Locate all lines with the word "NOBLE". Copy them.

§ §

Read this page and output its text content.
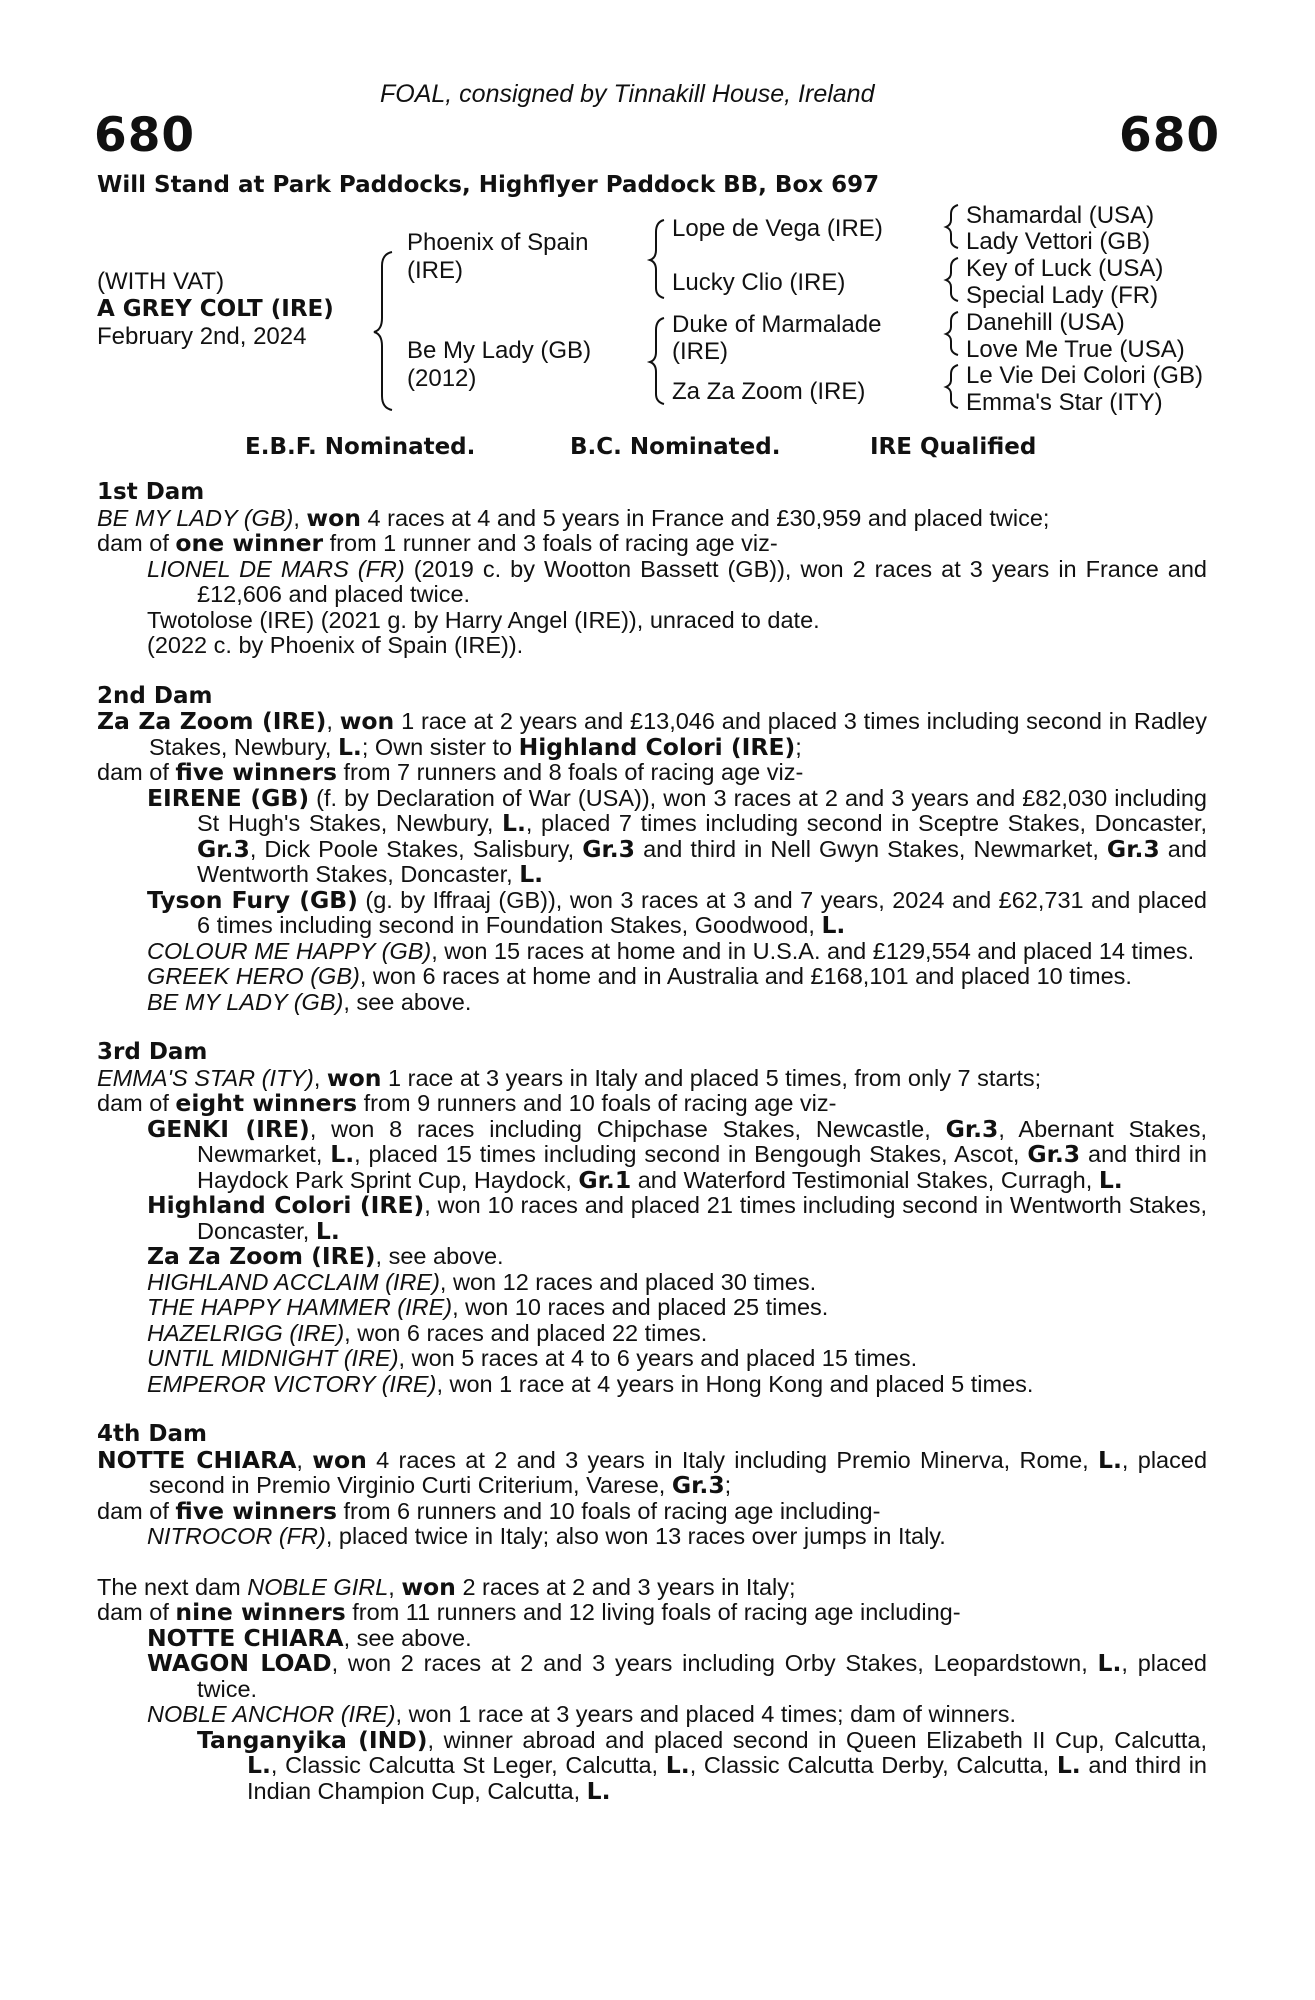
FOAL, consigned by Tinnakill House, Ireland
680	680
Will Stand at Park Paddocks, Highflyer Paddock BB, Box 697
(WITH VAT)
A GREY COLT (IRE)
February 2nd, 2024
Phoenix of Spain
(IRE)
Be My Lady (GB)
(2012)
Lope de Vega (IRE)
Lucky Clio (IRE)
Duke of Marmalade
(IRE)
Za Za Zoom (IRE)
Shamardal (USA)
Lady Vettori (GB)
Key of Luck (USA)
Special Lady (FR)
Danehill (USA)
Love Me True (USA)
Le Vie Dei Colori (GB)
Emma's Star (ITY)
E.B.F. Nominated.	B.C. Nominated.	IRE Qualified
1st Dam
BE MY LADY (GB), won 4 races at 4 and 5 years in France and £30,959 and placed twice;
dam of one winner from 1 runner and 3 foals of racing age viz-
LIONEL DE MARS (FR) (2019 c. by Wootton Bassett (GB)), won 2 races at 3 years in France and £12,606 and placed twice.
Twotolose (IRE) (2021 g. by Harry Angel (IRE)), unraced to date.
(2022 c. by Phoenix of Spain (IRE)).
2nd Dam
Za Za Zoom (IRE), won 1 race at 2 years and £13,046 and placed 3 times including second in Radley Stakes, Newbury, L.; Own sister to Highland Colori (IRE);
dam of five winners from 7 runners and 8 foals of racing age viz-
EIRENE (GB) (f. by Declaration of War (USA)), won 3 races at 2 and 3 years and £82,030 including St Hugh's Stakes, Newbury, L., placed 7 times including second in Sceptre Stakes, Doncaster, Gr.3, Dick Poole Stakes, Salisbury, Gr.3 and third in Nell Gwyn Stakes, Newmarket, Gr.3 and Wentworth Stakes, Doncaster, L.
Tyson Fury (GB) (g. by Iffraaj (GB)), won 3 races at 3 and 7 years, 2024 and £62,731 and placed 6 times including second in Foundation Stakes, Goodwood, L.
COLOUR ME HAPPY (GB), won 15 races at home and in U.S.A. and £129,554 and placed 14 times.
GREEK HERO (GB), won 6 races at home and in Australia and £168,101 and placed 10 times.
BE MY LADY (GB), see above.
3rd Dam
EMMA'S STAR (ITY), won 1 race at 3 years in Italy and placed 5 times, from only 7 starts;
dam of eight winners from 9 runners and 10 foals of racing age viz-
GENKI (IRE), won 8 races including Chipchase Stakes, Newcastle, Gr.3, Abernant Stakes, Newmarket, L., placed 15 times including second in Bengough Stakes, Ascot, Gr.3 and third in Haydock Park Sprint Cup, Haydock, Gr.1 and Waterford Testimonial Stakes, Curragh, L.
Highland Colori (IRE), won 10 races and placed 21 times including second in Wentworth Stakes, Doncaster, L.
Za Za Zoom (IRE), see above.
HIGHLAND ACCLAIM (IRE), won 12 races and placed 30 times.
THE HAPPY HAMMER (IRE), won 10 races and placed 25 times.
HAZELRIGG (IRE), won 6 races and placed 22 times.
UNTIL MIDNIGHT (IRE), won 5 races at 4 to 6 years and placed 15 times.
EMPEROR VICTORY (IRE), won 1 race at 4 years in Hong Kong and placed 5 times.
4th Dam
NOTTE CHIARA, won 4 races at 2 and 3 years in Italy including Premio Minerva, Rome, L., placed second in Premio Virginio Curti Criterium, Varese, Gr.3;
dam of five winners from 6 runners and 10 foals of racing age including-
NITROCOR (FR), placed twice in Italy; also won 13 races over jumps in Italy.
The next dam NOBLE GIRL, won 2 races at 2 and 3 years in Italy;
dam of nine winners from 11 runners and 12 living foals of racing age including-
NOTTE CHIARA, see above.
WAGON LOAD, won 2 races at 2 and 3 years including Orby Stakes, Leopardstown, L., placed twice.
NOBLE ANCHOR (IRE), won 1 race at 3 years and placed 4 times; dam of winners.
Tanganyika (IND), winner abroad and placed second in Queen Elizabeth II Cup, Calcutta, L., Classic Calcutta St Leger, Calcutta, L., Classic Calcutta Derby, Calcutta, L. and third in Indian Champion Cup, Calcutta, L.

§ §

Expected answer
The next dam NOBLE GIRL, won 2 races at 2 and 3 years in Italy;
NOBLE ANCHOR (IRE), won 1 race at 3 years and placed 4 times; dam of winners.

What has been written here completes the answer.